• Rows from a figure dataset:
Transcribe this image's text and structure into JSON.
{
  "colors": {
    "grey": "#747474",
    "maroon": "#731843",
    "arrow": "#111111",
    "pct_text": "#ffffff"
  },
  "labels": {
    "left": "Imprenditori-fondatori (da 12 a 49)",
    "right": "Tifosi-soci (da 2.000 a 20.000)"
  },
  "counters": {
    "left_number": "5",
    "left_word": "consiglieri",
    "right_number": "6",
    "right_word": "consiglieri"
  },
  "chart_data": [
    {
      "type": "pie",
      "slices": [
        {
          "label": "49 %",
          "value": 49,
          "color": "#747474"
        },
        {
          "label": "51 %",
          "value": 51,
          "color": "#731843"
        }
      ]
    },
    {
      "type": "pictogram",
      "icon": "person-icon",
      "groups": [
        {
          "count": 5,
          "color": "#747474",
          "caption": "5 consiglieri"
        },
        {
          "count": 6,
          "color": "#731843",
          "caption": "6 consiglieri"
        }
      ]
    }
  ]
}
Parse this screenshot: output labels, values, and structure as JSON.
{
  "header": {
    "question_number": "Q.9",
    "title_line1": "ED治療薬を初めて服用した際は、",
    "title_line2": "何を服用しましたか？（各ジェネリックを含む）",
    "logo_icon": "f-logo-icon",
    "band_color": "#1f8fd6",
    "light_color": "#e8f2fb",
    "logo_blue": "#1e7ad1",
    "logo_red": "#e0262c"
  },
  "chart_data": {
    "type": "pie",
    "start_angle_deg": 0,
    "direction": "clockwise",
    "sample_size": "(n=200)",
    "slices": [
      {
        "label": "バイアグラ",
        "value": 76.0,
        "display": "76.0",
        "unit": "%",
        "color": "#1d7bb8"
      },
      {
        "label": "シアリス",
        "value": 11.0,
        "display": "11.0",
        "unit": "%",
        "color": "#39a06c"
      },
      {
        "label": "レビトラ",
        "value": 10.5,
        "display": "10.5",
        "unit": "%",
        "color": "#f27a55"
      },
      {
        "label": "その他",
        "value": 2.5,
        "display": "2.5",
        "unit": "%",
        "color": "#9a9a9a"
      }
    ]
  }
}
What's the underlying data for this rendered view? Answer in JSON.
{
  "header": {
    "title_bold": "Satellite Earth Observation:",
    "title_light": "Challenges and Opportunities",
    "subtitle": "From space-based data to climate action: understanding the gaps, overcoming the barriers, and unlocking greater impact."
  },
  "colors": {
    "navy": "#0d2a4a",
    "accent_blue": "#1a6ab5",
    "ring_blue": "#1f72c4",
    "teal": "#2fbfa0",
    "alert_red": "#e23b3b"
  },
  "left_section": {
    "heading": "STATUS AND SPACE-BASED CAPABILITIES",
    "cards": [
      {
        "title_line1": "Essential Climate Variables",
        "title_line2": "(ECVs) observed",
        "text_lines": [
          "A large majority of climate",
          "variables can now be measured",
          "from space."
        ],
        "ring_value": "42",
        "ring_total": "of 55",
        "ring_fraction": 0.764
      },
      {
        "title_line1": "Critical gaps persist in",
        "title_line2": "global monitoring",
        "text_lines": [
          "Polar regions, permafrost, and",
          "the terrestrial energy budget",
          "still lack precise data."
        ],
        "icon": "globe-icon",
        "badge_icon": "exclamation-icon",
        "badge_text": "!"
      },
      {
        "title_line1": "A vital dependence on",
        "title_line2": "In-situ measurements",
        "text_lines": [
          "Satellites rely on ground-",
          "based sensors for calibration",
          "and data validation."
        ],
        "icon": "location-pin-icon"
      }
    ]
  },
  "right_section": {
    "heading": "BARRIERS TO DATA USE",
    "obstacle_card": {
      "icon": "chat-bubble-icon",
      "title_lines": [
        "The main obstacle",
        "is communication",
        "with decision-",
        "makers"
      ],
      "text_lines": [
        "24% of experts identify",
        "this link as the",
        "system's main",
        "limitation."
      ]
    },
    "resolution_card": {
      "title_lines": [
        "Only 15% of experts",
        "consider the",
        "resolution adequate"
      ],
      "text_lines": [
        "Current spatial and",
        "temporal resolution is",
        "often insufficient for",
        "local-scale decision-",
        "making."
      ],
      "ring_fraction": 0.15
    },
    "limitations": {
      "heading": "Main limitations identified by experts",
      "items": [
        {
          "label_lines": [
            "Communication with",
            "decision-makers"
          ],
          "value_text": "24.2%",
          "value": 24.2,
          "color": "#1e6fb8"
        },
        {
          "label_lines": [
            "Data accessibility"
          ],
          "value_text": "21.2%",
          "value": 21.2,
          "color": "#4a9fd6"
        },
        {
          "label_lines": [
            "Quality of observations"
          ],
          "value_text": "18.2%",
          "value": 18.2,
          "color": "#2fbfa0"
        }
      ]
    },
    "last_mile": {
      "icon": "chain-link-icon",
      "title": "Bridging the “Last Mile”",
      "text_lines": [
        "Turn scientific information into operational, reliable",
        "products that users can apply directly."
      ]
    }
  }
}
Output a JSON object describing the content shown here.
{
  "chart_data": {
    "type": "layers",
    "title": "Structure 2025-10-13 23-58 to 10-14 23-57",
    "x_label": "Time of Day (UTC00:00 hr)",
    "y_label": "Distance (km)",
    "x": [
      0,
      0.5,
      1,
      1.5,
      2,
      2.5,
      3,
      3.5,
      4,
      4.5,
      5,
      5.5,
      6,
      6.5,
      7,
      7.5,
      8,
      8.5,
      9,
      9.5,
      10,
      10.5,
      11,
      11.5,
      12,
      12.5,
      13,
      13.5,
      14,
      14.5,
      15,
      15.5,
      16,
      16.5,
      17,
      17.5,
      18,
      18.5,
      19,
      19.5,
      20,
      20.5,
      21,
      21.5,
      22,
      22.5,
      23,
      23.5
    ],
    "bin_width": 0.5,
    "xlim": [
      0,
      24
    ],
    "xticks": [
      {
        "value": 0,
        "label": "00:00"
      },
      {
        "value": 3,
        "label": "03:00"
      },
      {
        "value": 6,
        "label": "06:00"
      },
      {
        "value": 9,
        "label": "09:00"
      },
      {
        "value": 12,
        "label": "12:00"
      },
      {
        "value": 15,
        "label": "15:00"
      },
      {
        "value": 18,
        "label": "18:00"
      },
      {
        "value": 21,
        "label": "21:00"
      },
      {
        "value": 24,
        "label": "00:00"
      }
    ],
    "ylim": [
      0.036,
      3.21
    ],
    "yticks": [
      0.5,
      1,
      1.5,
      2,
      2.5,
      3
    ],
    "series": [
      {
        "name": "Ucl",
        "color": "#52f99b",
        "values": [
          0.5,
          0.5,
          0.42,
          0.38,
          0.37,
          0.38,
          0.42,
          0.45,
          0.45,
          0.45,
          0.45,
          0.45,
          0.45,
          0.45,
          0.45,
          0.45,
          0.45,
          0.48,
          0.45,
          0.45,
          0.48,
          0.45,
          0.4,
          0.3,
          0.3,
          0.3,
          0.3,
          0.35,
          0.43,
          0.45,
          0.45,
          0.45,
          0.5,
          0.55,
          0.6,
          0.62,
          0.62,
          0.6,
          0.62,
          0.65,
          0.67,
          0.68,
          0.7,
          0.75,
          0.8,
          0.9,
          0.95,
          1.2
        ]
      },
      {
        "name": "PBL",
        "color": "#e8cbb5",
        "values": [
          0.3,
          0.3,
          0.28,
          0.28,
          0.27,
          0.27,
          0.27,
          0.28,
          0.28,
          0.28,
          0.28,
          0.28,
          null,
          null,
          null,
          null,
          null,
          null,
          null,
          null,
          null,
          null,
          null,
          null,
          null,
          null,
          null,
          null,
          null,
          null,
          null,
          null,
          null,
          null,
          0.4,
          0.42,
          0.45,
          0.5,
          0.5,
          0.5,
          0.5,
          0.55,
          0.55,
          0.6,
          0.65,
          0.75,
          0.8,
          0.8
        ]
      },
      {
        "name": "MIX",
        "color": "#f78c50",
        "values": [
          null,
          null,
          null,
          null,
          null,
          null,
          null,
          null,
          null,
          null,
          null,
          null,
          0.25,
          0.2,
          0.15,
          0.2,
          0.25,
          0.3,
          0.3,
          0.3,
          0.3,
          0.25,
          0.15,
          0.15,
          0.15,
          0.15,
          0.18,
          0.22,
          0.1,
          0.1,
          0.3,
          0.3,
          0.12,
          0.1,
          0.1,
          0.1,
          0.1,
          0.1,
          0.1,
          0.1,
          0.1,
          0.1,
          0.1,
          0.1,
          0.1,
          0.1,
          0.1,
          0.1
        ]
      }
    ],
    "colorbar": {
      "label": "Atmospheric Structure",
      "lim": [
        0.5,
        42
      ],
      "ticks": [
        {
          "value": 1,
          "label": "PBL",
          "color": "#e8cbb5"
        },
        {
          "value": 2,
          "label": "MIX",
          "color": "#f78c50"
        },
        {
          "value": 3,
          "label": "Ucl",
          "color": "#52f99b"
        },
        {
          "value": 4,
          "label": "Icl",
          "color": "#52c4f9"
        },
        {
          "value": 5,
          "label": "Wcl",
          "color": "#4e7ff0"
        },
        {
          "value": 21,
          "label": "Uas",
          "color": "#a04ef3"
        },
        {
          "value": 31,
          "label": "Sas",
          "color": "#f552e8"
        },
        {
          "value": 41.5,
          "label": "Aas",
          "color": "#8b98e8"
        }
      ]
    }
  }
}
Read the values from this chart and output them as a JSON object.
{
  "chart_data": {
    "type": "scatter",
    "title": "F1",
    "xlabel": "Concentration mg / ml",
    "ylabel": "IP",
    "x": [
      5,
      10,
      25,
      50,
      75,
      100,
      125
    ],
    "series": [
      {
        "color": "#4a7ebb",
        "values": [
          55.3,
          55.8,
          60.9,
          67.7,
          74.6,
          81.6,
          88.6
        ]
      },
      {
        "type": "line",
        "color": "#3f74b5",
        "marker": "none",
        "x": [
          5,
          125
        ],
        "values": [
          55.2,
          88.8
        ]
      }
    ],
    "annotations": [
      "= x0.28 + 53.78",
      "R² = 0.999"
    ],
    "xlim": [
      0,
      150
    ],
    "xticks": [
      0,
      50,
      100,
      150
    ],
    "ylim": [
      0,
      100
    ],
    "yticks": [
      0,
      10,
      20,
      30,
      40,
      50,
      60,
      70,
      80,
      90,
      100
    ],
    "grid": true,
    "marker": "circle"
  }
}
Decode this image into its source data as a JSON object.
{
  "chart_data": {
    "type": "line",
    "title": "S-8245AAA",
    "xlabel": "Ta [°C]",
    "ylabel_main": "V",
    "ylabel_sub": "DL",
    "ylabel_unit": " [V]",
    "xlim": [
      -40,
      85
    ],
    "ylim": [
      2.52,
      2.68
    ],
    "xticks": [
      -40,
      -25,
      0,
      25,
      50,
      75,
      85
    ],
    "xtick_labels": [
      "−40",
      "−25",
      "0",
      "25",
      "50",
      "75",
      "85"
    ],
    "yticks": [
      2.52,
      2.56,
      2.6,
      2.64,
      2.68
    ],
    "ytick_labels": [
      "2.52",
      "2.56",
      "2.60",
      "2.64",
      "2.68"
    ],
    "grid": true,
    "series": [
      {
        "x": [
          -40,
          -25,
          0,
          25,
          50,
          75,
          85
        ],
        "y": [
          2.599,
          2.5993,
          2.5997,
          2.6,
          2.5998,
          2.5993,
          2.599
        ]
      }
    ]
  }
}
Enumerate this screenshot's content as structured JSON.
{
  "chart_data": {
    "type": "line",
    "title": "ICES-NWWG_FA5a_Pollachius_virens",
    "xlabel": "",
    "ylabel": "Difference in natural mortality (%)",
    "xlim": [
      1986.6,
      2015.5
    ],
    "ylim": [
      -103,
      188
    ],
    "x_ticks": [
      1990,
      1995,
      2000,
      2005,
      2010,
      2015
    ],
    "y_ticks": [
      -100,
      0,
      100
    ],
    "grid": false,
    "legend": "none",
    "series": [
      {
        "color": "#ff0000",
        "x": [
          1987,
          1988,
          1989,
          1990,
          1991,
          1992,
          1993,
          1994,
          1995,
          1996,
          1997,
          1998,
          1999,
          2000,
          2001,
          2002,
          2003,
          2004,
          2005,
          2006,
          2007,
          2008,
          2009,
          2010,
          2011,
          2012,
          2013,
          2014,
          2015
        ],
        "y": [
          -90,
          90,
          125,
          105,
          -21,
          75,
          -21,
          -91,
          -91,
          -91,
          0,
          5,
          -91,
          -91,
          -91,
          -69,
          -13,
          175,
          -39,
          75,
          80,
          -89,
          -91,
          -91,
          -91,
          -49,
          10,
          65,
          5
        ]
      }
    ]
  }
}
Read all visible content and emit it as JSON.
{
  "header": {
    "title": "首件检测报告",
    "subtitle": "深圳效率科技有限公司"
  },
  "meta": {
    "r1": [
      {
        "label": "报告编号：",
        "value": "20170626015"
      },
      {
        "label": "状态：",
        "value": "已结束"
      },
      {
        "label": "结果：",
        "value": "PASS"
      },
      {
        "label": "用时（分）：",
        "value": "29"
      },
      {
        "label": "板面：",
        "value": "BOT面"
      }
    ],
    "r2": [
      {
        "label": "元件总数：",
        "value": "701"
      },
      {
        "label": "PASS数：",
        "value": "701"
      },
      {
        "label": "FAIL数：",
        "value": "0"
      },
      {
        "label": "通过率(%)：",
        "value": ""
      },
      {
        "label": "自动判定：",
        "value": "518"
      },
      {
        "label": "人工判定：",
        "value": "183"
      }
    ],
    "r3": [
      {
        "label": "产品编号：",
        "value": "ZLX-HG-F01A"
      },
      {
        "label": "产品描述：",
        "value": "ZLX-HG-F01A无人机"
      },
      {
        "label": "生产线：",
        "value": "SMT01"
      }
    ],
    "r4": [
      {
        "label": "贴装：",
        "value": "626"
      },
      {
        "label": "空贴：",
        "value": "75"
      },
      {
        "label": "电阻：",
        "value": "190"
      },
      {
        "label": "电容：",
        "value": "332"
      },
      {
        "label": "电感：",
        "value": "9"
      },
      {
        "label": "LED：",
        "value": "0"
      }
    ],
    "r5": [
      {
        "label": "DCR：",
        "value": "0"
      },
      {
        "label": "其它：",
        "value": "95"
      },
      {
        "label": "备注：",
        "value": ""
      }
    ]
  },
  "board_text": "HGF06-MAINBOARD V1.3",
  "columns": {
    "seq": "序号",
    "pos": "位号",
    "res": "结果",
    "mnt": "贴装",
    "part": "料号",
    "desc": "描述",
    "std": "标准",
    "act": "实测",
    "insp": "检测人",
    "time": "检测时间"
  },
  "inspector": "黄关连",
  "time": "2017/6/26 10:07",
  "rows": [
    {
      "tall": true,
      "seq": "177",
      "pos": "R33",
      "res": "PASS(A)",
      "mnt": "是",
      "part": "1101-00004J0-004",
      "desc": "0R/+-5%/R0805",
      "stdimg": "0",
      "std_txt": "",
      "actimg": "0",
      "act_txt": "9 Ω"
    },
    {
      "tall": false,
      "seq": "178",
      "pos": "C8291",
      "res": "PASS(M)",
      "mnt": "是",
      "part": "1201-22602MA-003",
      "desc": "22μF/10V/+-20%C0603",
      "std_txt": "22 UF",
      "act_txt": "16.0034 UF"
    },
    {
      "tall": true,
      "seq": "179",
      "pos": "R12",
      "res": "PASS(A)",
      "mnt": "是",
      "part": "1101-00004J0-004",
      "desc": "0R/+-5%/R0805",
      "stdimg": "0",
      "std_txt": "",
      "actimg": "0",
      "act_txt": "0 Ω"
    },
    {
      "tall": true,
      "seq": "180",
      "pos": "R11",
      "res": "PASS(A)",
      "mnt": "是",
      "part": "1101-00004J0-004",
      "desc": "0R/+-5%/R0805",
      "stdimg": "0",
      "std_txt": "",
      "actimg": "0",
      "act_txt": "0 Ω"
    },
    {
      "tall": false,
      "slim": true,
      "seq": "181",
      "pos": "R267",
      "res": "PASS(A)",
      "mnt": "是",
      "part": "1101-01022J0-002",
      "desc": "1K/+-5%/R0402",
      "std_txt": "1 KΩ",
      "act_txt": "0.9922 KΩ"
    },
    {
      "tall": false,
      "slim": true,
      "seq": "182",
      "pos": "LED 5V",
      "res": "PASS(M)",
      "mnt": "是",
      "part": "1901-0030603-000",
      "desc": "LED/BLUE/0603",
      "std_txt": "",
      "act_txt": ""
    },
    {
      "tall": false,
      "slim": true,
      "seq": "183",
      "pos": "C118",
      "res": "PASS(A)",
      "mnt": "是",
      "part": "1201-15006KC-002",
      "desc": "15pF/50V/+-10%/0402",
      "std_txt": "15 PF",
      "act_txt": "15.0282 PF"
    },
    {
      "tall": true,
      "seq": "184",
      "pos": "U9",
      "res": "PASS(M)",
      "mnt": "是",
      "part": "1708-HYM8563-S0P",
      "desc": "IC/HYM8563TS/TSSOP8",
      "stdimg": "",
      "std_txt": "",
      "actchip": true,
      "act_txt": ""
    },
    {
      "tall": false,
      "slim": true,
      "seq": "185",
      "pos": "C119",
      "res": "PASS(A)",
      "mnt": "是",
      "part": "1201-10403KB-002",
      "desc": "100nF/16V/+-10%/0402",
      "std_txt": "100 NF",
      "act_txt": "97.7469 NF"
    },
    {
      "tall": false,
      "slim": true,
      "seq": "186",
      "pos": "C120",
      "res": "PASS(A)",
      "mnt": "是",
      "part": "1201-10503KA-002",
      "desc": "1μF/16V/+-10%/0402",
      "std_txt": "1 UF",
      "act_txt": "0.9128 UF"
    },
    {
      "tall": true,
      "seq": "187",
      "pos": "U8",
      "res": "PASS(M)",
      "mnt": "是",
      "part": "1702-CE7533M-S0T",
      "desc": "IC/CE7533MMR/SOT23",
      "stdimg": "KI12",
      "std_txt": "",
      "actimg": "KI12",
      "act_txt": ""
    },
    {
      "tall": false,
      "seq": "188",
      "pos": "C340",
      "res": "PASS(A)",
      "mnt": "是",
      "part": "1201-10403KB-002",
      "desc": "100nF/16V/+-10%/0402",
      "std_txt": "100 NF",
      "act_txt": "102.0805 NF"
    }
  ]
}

• PROBLEM:
Extract every line above that contains the word "image".

• RESULT FOR THIS TASK:
Transcribe this image's text and structure into JSON.
Decode this image into its source data as a JSON object.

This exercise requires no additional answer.